* _YOUR GOAL_:
Below are the records; reproduce all of them exactly but without any images.

* _SOURCE MATERIAL_:

########

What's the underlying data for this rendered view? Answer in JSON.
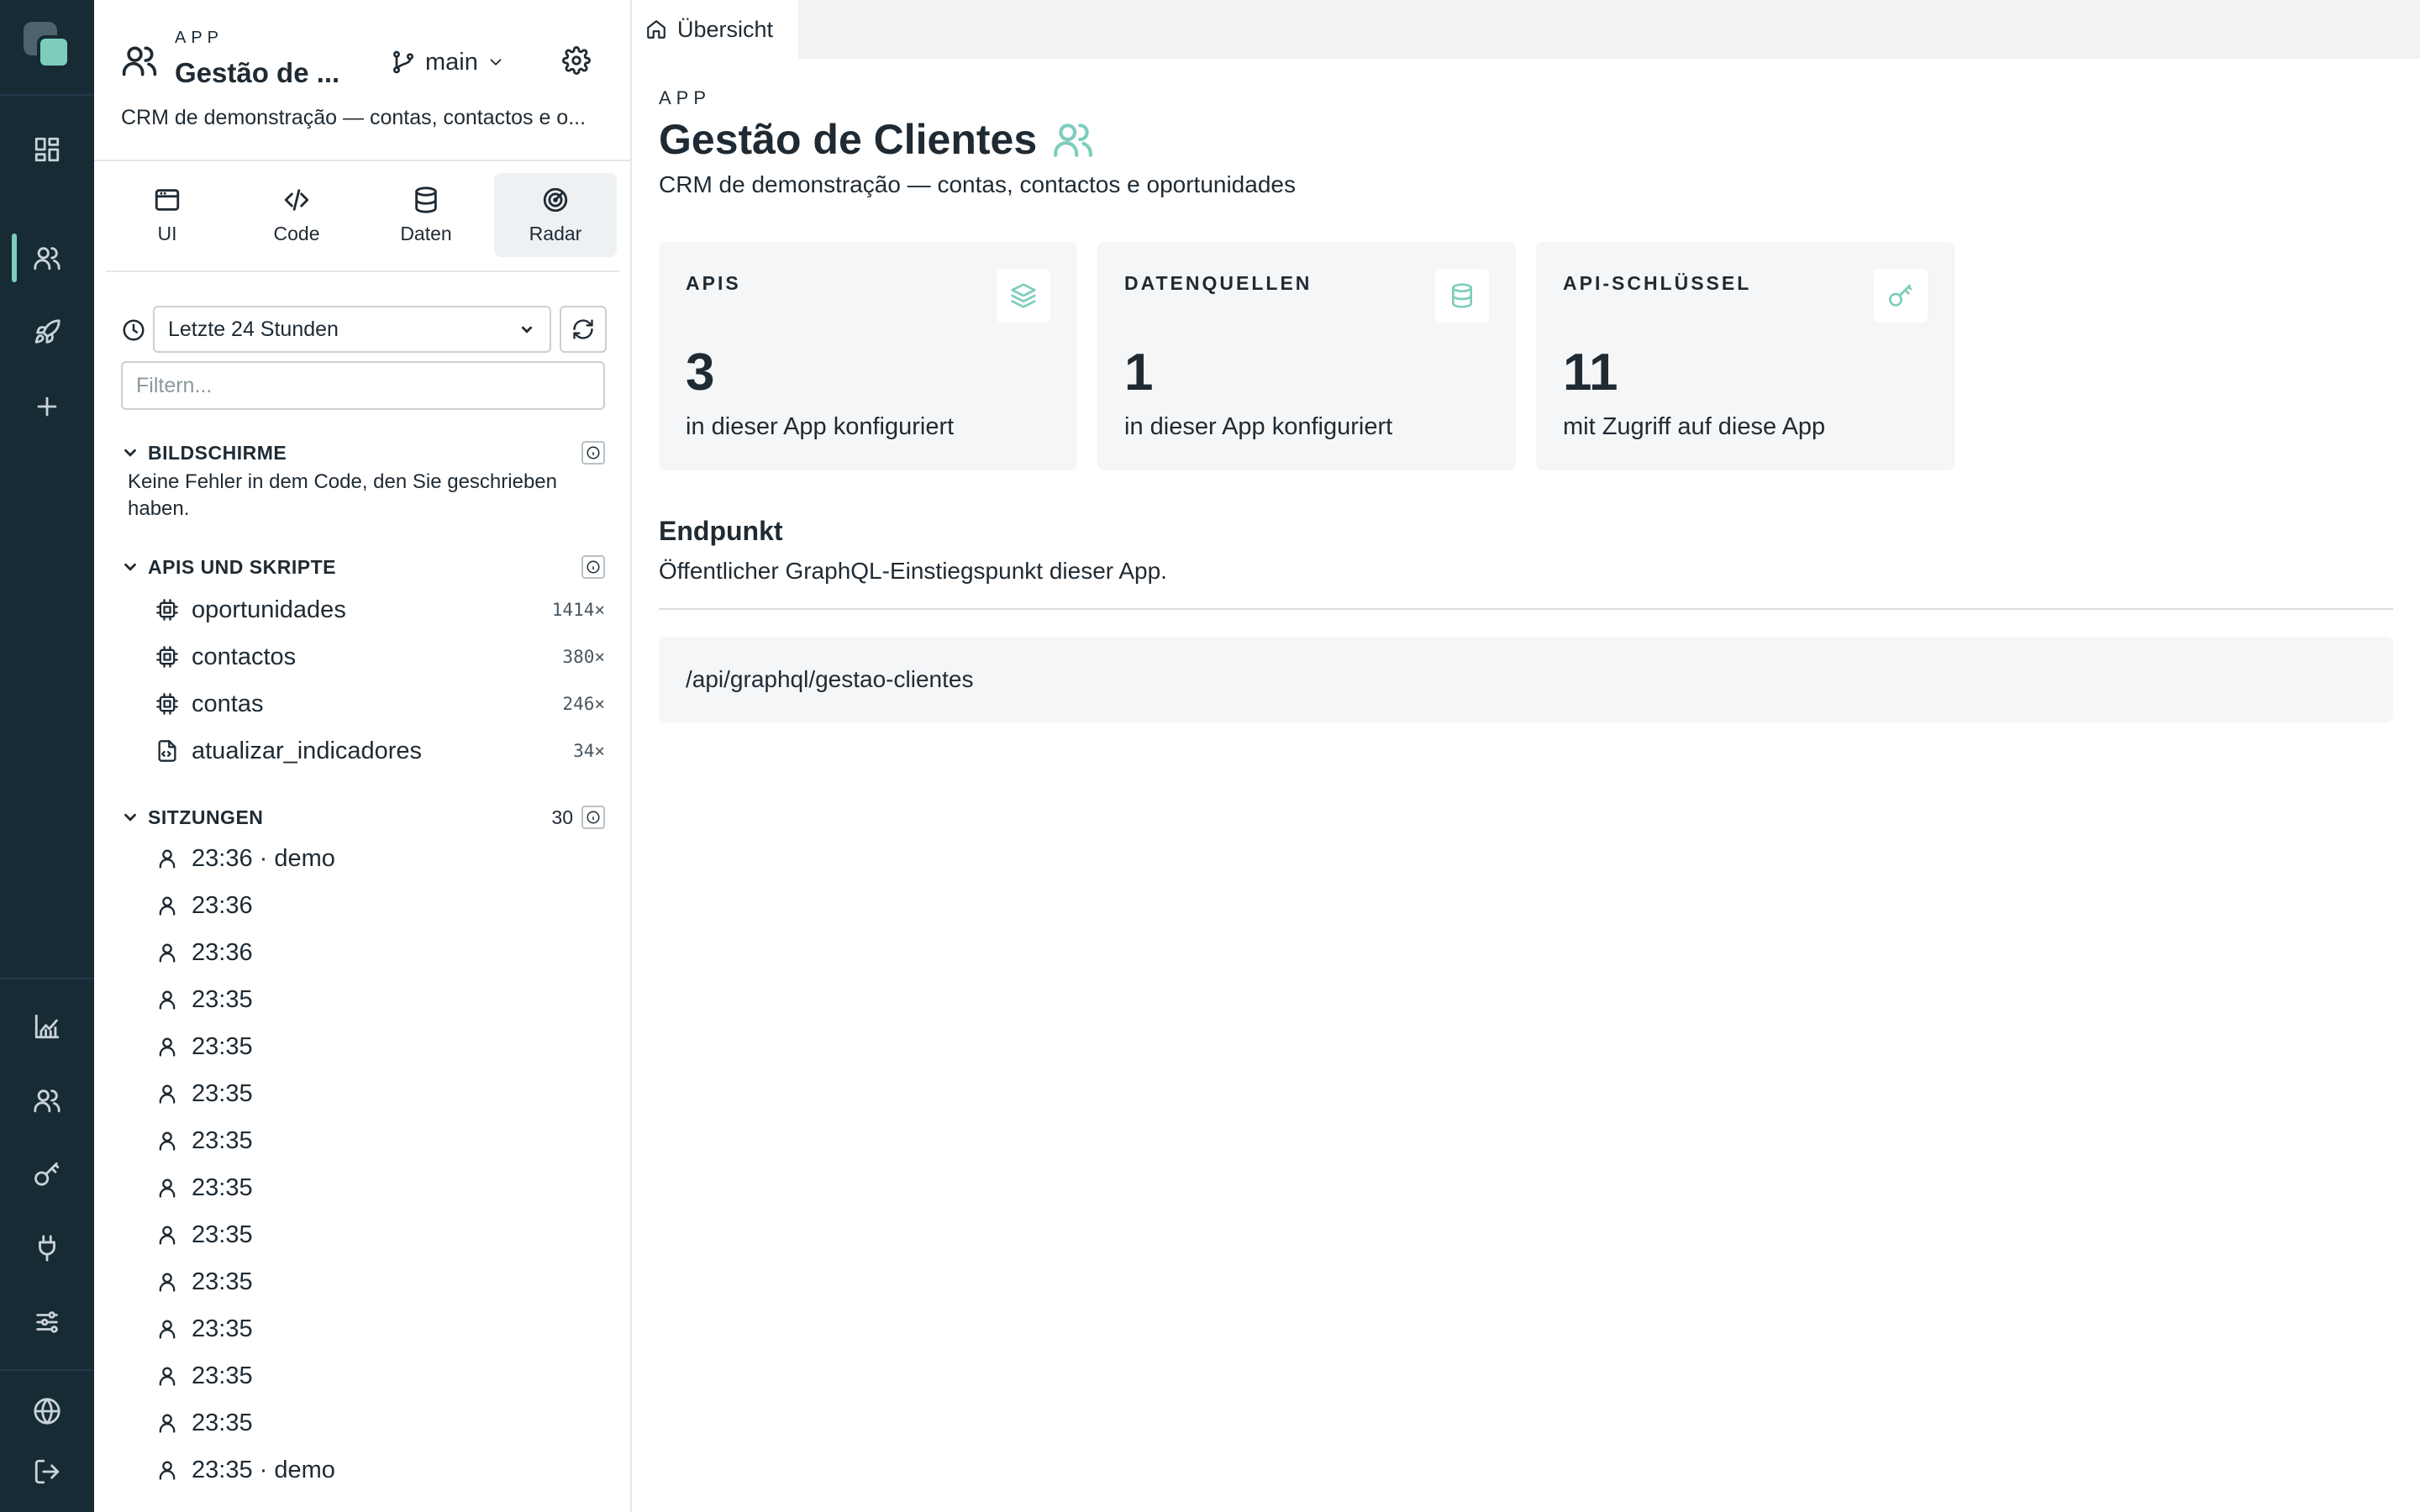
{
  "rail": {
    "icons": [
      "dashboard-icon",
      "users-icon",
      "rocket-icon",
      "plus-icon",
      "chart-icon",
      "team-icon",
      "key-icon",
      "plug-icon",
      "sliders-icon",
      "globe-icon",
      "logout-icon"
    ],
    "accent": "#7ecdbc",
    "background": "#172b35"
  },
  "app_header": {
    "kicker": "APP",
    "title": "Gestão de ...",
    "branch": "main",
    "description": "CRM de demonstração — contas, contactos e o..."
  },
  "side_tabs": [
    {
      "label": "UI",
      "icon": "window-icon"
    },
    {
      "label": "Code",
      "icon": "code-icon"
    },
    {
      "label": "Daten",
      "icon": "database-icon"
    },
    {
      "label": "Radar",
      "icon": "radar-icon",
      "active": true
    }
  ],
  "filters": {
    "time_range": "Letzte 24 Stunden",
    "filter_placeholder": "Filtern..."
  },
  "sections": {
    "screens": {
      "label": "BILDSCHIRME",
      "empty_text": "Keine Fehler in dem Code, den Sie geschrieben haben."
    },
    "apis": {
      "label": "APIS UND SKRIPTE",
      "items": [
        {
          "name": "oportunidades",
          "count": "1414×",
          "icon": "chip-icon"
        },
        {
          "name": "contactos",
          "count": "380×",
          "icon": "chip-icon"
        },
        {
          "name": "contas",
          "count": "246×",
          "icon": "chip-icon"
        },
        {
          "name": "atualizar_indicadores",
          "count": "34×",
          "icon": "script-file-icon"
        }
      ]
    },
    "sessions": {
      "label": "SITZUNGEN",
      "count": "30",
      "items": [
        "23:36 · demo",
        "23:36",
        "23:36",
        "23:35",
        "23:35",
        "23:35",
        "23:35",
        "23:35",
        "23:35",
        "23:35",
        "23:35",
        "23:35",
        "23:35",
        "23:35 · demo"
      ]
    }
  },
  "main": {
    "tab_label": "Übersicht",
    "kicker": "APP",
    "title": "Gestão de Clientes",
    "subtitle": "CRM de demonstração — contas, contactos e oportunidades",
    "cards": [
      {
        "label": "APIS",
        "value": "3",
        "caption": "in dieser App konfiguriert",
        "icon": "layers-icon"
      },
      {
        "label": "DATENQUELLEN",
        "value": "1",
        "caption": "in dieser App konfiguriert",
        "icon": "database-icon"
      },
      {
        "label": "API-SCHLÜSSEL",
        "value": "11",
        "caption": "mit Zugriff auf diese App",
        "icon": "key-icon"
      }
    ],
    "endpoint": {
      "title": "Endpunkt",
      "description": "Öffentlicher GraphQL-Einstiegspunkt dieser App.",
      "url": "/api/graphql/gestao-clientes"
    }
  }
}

########

* _ANSWER TO THE EXERCISE_:
What's the underlying data for this rendered view? Answer in JSON.
{
  "rail": {
    "icons": [
      "dashboard-icon",
      "users-icon",
      "rocket-icon",
      "plus-icon",
      "chart-icon",
      "team-icon",
      "key-icon",
      "plug-icon",
      "sliders-icon",
      "globe-icon",
      "logout-icon"
    ],
    "accent": "#7ecdbc",
    "background": "#172b35"
  },
  "app_header": {
    "kicker": "APP",
    "title": "Gestão de ...",
    "branch": "main",
    "description": "CRM de demonstração — contas, contactos e o..."
  },
  "side_tabs": [
    {
      "label": "UI",
      "icon": "window-icon"
    },
    {
      "label": "Code",
      "icon": "code-icon"
    },
    {
      "label": "Daten",
      "icon": "database-icon"
    },
    {
      "label": "Radar",
      "icon": "radar-icon",
      "active": true
    }
  ],
  "filters": {
    "time_range": "Letzte 24 Stunden",
    "filter_placeholder": "Filtern..."
  },
  "sections": {
    "screens": {
      "label": "BILDSCHIRME",
      "empty_text": "Keine Fehler in dem Code, den Sie geschrieben haben."
    },
    "apis": {
      "label": "APIS UND SKRIPTE",
      "items": [
        {
          "name": "oportunidades",
          "count": "1414×",
          "icon": "chip-icon"
        },
        {
          "name": "contactos",
          "count": "380×",
          "icon": "chip-icon"
        },
        {
          "name": "contas",
          "count": "246×",
          "icon": "chip-icon"
        },
        {
          "name": "atualizar_indicadores",
          "count": "34×",
          "icon": "script-file-icon"
        }
      ]
    },
    "sessions": {
      "label": "SITZUNGEN",
      "count": "30",
      "items": [
        "23:36 · demo",
        "23:36",
        "23:36",
        "23:35",
        "23:35",
        "23:35",
        "23:35",
        "23:35",
        "23:35",
        "23:35",
        "23:35",
        "23:35",
        "23:35",
        "23:35 · demo"
      ]
    }
  },
  "main": {
    "tab_label": "Übersicht",
    "kicker": "APP",
    "title": "Gestão de Clientes",
    "subtitle": "CRM de demonstração — contas, contactos e oportunidades",
    "cards": [
      {
        "label": "APIS",
        "value": "3",
        "caption": "in dieser App konfiguriert",
        "icon": "layers-icon"
      },
      {
        "label": "DATENQUELLEN",
        "value": "1",
        "caption": "in dieser App konfiguriert",
        "icon": "database-icon"
      },
      {
        "label": "API-SCHLÜSSEL",
        "value": "11",
        "caption": "mit Zugriff auf diese App",
        "icon": "key-icon"
      }
    ],
    "endpoint": {
      "title": "Endpunkt",
      "description": "Öffentlicher GraphQL-Einstiegspunkt dieser App.",
      "url": "/api/graphql/gestao-clientes"
    }
  }
}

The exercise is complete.